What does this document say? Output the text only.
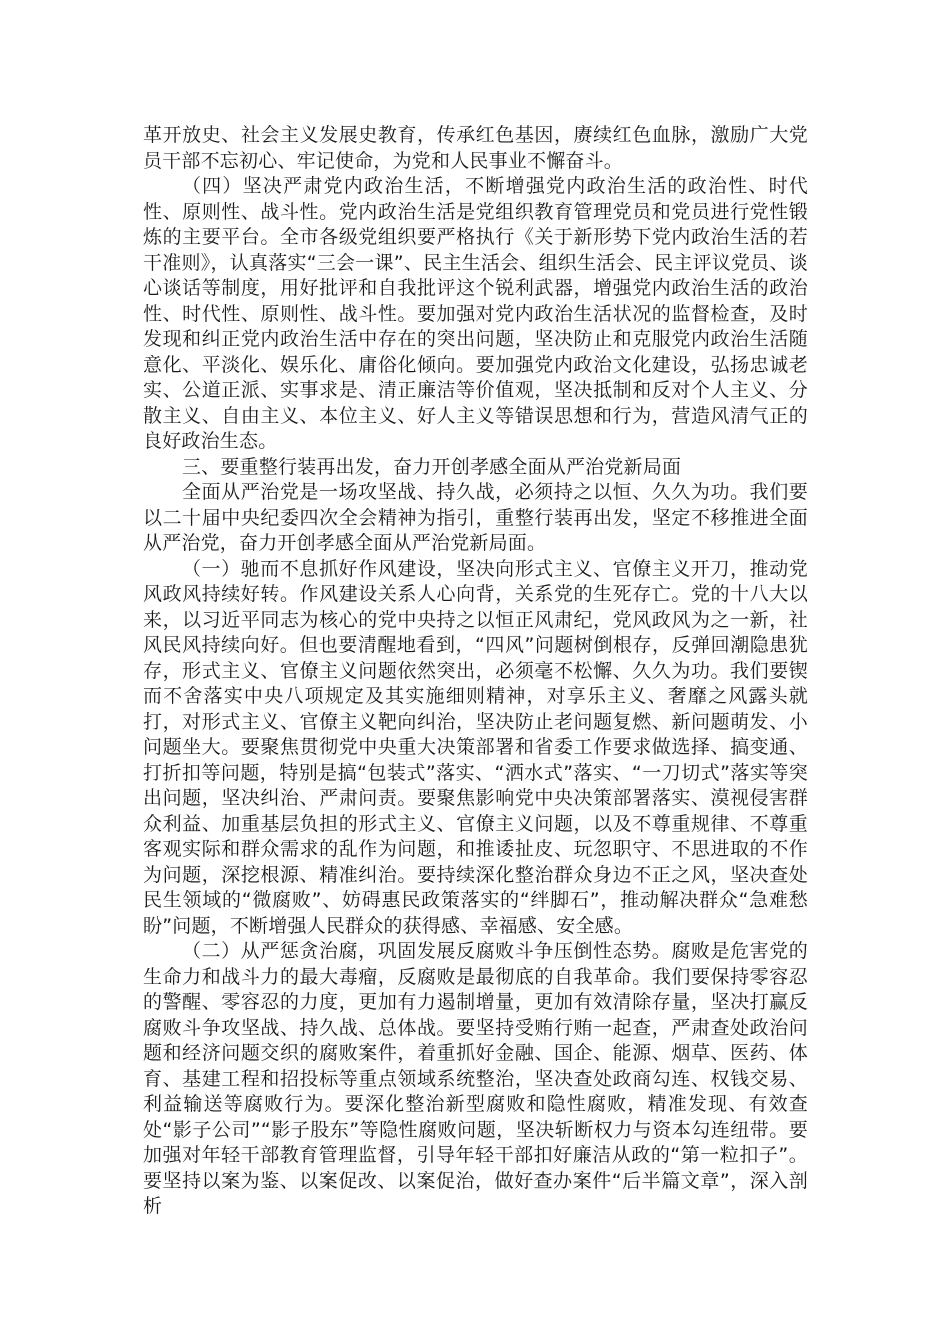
革开放史、社会主义发展史教育，传承红色基因，赓续红色血脉，激励广大党员干部不忘初心、牢记使命，为党和人民事业不懈奋斗。

（四）坚决严肃党内政治生活，不断增强党内政治生活的政治性、时代性、原则性、战斗性。党内政治生活是党组织教育管理党员和党员进行党性锻炼的主要平台。全市各级党组织要严格执行《关于新形势下党内政治生活的若干准则》，认真落实“三会一课”、民主生活会、组织生活会、民主评议党员、谈心谈话等制度，用好批评和自我批评这个锐利武器，增强党内政治生活的政治性、时代性、原则性、战斗性。要加强对党内政治生活状况的监督检查，及时发现和纠正党内政治生活中存在的突出问题，坚决防止和克服党内政治生活随意化、平淡化、娱乐化、庸俗化倾向。要加强党内政治文化建设，弘扬忠诚老实、公道正派、实事求是、清正廉洁等价值观，坚决抵制和反对个人主义、分散主义、自由主义、本位主义、好人主义等错误思想和行为，营造风清气正的良好政治生态。

三、要重整行装再出发，奋力开创孝感全面从严治党新局面

全面从严治党是一场攻坚战、持久战，必须持之以恒、久久为功。我们要以二十届中央纪委四次全会精神为指引，重整行装再出发，坚定不移推进全面从严治党，奋力开创孝感全面从严治党新局面。

（一）驰而不息抓好作风建设，坚决向形式主义、官僚主义开刀，推动党风政风持续好转。作风建设关系人心向背，关系党的生死存亡。党的十八大以来，以习近平同志为核心的党中央持之以恒正风肃纪，党风政风为之一新，社风民风持续向好。但也要清醒地看到，“四风”问题树倒根存，反弹回潮隐患犹存，形式主义、官僚主义问题依然突出，必须毫不松懈、久久为功。我们要锲而不舍落实中央八项规定及其实施细则精神，对享乐主义、奢靡之风露头就打，对形式主义、官僚主义靶向纠治，坚决防止老问题复燃、新问题萌发、小问题坐大。要聚焦贯彻党中央重大决策部署和省委工作要求做选择、搞变通、打折扣等问题，特别是搞“包装式”落实、“洒水式”落实、“一刀切式”落实等突出问题，坚决纠治、严肃问责。要聚焦影响党中央决策部署落实、漠视侵害群众利益、加重基层负担的形式主义、官僚主义问题，以及不尊重规律、不尊重客观实际和群众需求的乱作为问题，和推诿扯皮、玩忽职守、不思进取的不作为问题，深挖根源、精准纠治。要持续深化整治群众身边不正之风，坚决查处民生领域的“微腐败”、妨碍惠民政策落实的“绊脚石”，推动解决群众“急难愁盼”问题，不断增强人民群众的获得感、幸福感、安全感。

（二）从严惩贪治腐，巩固发展反腐败斗争压倒性态势。腐败是危害党的生命力和战斗力的最大毒瘤，反腐败是最彻底的自我革命。我们要保持零容忍的警醒、零容忍的力度，更加有力遏制增量，更加有效清除存量，坚决打赢反腐败斗争攻坚战、持久战、总体战。要坚持受贿行贿一起查，严肃查处政治问题和经济问题交织的腐败案件，着重抓好金融、国企、能源、烟草、医药、体育、基建工程和招投标等重点领域系统整治，坚决查处政商勾连、权钱交易、利益输送等腐败行为。要深化整治新型腐败和隐性腐败，精准发现、有效查处“影子公司”“影子股东”等隐性腐败问题，坚决斩断权力与资本勾连纽带。要加强对年轻干部教育管理监督，引导年轻干部扣好廉洁从政的“第一粒扣子”。要坚持以案为鉴、以案促改、以案促治，做好查办案件“后半篇文章”，深入剖析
------------------------
● Problem statement: How many lines in these records hold the string "奋力开创孝感全面从严治党新局面"? Reply with the number alone.

● Exercise answer: 2